Attività da svolgere
1. Nel brano sulla corruzione, quale carica ricopriva Giovanni Pitruzzella quando fece l'intervento citato?
2. Elenca tutte le cause della corruzione in Italia indicate nell'intervento riportato nel brano sulla corruzione.
3. Prosegui il brano sulla corruzione in Italia, ripartendo subito dopo l'ultima frase riportata.

Brano da leggere
* * * * * * *

E’ un’esagerazione? Un elemento utile a completare la nostra riflessione è offerto da un intervento interessante fatto alla fine del 2014 dal presidente dell’Autorità garante della concorrenza e del mercato Giovanni Pitruzzella che da un certo punto di vista spiega meglio di un’intercettazione ambientale quel che non si dice e si dovrebbe dire di fronte alle notizie su inchieste come quella di Mafia Capitale. “In Italia, le cause della dilagante corruzione possono essere individuate sostanzialmente nell’ipertrofia della burocrazia, nell’eccesso e complicazione delle regole e nel basso livello di diffusione della cultura della legalità soprattutto nel mondo degli affari… L’eccesso di oneri e di controlli per l’avvio e l’esercizio di un’attività d’impresa facilita l’emersione e la diffusione di condotte illegali poiché riconosce ai burocrati un ampio potere nei confronti dell’impresa, la quale per accelerare il proprio ingresso sul mercato e/o rendere più agevole la propria operatività sarà maggiormente propensa a sperimentare la via della corruzione… Effetti analoghi produce la complicazione normativa, che spesso è causa dell’eccesso di oneri burocratici. In ordinamenti in cui le regole sono poche, chiare e piuttosto stabili nel tempo sono tendenzialmente minori gli spazi per comportamenti illeciti, mentre maggiore è lo sviluppo economico. Regole poco chiare e stratificazioni normative che rendono difficile l’individuazione della norma concretamente applicabile aumentano, di contro, la discrezionalità creando un terreno fertile per il proliferare di comportamenti elusivi della legge e per l’aumento delle occasioni di corruzione”.

* * * * * * *

[Dati sulla posizione degli elementi]
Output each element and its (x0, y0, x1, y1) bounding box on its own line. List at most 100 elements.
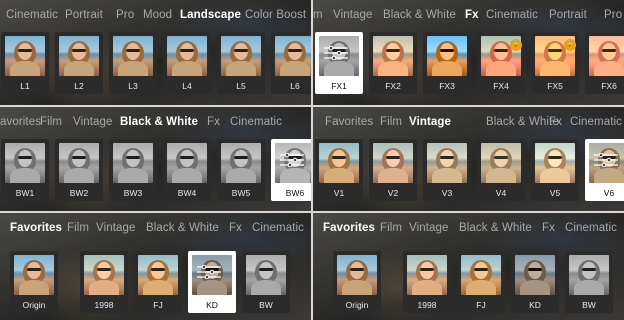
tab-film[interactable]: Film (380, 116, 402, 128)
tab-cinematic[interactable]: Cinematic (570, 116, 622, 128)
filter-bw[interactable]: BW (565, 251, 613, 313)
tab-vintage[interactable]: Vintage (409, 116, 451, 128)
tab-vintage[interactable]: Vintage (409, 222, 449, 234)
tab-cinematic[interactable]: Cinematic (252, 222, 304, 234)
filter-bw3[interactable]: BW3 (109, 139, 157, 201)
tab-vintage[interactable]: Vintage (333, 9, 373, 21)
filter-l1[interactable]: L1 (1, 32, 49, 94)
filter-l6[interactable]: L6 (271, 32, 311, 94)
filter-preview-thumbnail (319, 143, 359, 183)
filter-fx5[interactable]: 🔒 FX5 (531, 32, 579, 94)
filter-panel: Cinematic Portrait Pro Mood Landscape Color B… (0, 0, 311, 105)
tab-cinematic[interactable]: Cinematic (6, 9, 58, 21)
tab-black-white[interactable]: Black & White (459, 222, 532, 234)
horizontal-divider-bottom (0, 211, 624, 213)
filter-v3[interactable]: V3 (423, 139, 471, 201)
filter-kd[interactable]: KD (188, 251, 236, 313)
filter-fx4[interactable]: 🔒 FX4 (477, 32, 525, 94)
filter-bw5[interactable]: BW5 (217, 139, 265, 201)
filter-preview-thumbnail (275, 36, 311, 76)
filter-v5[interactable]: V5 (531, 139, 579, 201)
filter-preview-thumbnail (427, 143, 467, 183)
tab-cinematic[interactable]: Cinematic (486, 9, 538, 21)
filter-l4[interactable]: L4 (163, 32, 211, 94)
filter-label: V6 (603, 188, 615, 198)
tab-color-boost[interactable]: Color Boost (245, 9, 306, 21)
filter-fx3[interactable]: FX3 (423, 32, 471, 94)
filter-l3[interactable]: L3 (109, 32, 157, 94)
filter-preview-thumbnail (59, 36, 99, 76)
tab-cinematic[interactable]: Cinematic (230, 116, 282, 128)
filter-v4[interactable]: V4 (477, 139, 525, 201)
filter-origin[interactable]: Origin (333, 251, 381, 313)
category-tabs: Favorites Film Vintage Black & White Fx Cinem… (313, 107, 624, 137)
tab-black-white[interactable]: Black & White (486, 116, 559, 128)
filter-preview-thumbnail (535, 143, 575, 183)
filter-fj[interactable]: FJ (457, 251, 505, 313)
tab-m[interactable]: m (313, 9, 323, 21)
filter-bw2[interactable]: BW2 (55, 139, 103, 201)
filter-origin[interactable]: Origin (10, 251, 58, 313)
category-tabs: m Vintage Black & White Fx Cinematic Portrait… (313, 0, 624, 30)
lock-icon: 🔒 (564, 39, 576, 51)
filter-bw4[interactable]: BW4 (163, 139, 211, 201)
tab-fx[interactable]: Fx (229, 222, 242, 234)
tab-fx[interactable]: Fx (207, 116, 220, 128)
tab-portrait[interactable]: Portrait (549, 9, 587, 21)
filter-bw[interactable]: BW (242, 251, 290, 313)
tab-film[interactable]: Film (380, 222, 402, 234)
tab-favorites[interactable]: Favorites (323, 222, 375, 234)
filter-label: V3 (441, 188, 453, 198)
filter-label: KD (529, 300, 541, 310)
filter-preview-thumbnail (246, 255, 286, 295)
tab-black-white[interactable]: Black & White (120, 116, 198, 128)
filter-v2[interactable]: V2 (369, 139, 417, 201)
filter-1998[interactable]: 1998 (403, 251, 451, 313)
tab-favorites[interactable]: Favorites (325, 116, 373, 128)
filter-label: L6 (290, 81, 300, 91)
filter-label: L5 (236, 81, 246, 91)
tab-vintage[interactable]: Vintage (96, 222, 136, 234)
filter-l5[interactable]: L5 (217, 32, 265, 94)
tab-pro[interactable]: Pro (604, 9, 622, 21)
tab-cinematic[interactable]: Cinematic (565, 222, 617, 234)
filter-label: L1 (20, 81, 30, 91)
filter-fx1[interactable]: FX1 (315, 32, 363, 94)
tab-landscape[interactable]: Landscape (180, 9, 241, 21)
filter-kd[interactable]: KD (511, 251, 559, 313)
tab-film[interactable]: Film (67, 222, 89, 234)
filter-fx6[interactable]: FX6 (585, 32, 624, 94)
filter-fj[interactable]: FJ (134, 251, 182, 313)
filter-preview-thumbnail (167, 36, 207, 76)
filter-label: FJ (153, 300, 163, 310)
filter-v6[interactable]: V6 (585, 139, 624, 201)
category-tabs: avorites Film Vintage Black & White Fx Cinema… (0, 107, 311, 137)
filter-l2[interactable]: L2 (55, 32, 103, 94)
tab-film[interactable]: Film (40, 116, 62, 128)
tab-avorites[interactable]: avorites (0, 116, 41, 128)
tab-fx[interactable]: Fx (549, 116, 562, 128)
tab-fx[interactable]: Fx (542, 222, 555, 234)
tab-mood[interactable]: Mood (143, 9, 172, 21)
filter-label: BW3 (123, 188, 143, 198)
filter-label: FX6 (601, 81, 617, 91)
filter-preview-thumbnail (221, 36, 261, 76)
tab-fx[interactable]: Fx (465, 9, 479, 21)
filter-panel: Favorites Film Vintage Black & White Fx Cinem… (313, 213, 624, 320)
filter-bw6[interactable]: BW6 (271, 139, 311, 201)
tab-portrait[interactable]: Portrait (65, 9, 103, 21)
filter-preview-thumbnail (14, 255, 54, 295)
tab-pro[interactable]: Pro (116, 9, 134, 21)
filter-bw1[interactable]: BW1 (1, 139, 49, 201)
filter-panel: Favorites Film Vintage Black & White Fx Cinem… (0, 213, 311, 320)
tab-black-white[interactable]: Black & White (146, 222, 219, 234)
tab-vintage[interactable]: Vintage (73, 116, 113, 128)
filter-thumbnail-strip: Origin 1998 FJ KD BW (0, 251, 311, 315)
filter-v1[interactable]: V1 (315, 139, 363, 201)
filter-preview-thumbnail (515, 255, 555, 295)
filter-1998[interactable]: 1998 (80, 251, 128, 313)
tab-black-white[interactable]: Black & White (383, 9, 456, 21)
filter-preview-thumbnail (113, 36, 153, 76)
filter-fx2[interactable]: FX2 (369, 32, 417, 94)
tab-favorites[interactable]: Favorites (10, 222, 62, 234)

* * * * * * *

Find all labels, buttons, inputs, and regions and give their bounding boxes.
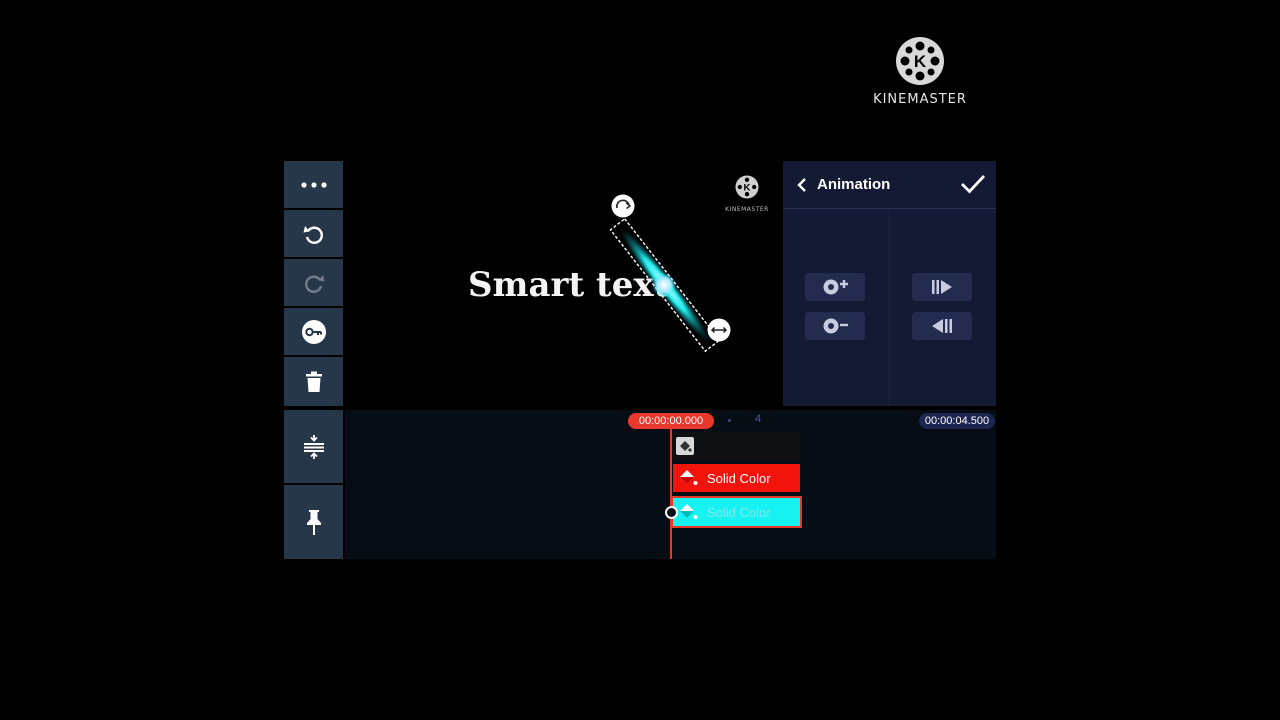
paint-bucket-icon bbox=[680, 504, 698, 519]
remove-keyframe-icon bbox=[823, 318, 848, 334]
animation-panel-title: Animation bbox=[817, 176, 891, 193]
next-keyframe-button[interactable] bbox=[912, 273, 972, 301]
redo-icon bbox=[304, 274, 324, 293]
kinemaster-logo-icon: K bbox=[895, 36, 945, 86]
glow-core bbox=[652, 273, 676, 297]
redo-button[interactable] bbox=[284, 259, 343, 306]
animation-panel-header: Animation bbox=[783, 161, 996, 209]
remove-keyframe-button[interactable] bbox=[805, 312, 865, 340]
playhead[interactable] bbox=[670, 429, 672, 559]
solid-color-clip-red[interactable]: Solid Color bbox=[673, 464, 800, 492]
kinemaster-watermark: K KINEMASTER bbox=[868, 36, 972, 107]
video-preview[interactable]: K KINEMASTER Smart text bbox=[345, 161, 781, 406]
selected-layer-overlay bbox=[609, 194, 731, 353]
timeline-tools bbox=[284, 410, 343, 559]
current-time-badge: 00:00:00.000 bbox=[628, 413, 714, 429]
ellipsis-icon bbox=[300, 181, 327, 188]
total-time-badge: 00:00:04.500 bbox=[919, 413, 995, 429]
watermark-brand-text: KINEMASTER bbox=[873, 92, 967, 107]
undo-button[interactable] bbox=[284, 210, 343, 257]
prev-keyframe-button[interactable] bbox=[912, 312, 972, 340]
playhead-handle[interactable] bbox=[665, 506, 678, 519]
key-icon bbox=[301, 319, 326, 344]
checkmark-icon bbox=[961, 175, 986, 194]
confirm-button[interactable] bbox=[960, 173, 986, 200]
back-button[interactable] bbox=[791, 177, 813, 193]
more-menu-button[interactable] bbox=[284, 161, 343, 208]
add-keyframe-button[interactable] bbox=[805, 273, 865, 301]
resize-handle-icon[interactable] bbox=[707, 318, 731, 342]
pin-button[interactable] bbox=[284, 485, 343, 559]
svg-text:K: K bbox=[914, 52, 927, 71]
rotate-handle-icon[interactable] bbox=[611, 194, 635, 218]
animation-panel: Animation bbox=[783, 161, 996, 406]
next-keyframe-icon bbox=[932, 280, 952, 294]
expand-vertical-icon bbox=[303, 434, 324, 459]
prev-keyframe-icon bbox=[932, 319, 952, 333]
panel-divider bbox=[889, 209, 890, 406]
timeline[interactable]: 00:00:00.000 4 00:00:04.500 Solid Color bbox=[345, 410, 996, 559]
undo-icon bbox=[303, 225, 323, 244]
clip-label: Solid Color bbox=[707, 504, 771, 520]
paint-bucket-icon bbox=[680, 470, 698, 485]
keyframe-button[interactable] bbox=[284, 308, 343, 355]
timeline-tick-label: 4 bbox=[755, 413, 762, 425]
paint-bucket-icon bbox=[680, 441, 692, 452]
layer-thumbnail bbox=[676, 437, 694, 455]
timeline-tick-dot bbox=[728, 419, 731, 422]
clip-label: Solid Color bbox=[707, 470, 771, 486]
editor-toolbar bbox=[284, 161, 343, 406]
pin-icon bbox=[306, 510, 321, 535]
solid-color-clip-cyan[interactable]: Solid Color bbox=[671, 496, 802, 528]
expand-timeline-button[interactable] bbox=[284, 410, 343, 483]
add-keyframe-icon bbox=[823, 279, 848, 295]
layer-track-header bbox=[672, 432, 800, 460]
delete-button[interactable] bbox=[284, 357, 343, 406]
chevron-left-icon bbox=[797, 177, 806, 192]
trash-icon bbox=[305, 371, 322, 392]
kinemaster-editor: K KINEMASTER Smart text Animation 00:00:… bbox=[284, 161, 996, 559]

* * * * * * *

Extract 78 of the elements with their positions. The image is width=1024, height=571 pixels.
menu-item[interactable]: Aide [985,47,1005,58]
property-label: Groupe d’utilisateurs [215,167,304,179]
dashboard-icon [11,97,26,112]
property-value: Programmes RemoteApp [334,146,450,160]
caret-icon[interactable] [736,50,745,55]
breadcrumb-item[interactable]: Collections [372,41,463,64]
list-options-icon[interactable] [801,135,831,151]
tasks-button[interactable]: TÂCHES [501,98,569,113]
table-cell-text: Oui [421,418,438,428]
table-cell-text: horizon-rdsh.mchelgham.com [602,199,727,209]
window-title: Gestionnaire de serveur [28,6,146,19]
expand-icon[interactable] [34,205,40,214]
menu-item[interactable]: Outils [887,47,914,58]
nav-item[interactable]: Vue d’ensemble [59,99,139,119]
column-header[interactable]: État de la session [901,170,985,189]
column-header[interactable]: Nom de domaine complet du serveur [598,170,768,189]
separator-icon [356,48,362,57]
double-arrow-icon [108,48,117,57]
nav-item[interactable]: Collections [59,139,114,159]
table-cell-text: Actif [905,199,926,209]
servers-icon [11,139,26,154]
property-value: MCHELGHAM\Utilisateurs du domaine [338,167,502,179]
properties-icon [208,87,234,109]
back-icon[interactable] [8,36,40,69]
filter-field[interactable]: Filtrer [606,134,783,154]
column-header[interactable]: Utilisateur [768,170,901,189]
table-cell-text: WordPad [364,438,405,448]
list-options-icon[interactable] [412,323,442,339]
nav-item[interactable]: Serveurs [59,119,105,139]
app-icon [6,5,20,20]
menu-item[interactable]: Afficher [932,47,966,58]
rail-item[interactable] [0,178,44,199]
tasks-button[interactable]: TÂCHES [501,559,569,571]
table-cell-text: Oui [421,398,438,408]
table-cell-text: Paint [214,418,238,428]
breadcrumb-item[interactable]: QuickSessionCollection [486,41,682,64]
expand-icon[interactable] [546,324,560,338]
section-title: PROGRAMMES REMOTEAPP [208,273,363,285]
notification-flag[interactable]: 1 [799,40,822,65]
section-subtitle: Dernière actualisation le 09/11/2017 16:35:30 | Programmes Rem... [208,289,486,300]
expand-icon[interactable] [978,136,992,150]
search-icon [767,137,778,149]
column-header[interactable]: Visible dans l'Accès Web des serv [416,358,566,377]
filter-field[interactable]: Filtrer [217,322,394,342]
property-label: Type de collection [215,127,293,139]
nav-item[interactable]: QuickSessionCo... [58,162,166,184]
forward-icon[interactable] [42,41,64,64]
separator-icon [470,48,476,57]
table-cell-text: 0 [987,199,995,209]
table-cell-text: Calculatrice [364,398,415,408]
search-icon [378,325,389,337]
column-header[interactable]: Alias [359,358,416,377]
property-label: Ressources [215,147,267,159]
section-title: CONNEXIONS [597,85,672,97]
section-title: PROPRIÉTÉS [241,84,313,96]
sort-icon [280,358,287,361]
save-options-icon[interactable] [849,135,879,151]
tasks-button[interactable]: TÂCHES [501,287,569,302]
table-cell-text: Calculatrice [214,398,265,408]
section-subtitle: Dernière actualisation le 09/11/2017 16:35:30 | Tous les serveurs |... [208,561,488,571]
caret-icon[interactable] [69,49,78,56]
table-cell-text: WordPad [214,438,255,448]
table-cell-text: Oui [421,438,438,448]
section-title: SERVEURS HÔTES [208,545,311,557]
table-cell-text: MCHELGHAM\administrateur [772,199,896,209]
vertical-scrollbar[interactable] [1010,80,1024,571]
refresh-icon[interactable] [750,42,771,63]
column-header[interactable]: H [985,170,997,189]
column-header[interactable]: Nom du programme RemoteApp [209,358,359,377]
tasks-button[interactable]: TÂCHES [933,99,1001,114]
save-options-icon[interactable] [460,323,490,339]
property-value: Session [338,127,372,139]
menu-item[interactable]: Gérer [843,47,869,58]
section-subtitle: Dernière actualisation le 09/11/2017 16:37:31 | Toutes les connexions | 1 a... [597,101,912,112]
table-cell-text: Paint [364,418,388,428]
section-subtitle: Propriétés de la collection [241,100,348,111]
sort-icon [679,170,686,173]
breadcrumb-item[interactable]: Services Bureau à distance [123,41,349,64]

* * * * * * *

Risposte alle consegne
1. Era presidente dell'Autorità garante della concorrenza e del mercato.

2.
- L'ipertrofia della burocrazia
- L'eccesso e la complicazione delle regole
- Il basso livello di diffusione della cultura della legalità, soprattutto nel mondo degli affari

3.
[**Video_box_2**]Ricapitoliamo: eccesso di potere offerto a municipalizzate spesso fuori mercato, passaggi burocratici deliranti, politiche insufficienti per promuovere la concorrenza, spreco folle di denaro pubblico e convinzione diffusa che sia sufficiente un Di Pietro, un Borrelli, un Cantone o un’alleanza con i cinque stelle per combattere l’illegalità ed estirpare per quanto possibile la corruzione. Tutte ragioni per cui la via giudiziaria – come ha detto sabato scorso ancora Marco Gay con parole che sottoscriviamo – “non è riuscita a cancellare le varianti che fanno salire a dismisura i costi degli appalti, né i miliardi programmati e non spesi, non ha razionalizzato la spesa sanitaria o posto fine alle nomine politiche nelle Asl, né abbattuto il costo e il numero delle partecipate locali. La via giudiziaria alle Mani pulite ha distrutto qualche partito, ma ne ha creato qualche altro. Ha fatto fallire qualche azienda e cambiato qualche consiglio di amministrazione, ma alla fine non siamo stati capaci, una volta conclusa, di dare vita a un nuovo corpo sociale e a un nuovo modo di intendere il rapporto fra impresa, istituzioni e politica”. Questo è il punto. E ora mi raccomando sotto con le caldaroste di Buzzi e Carminati.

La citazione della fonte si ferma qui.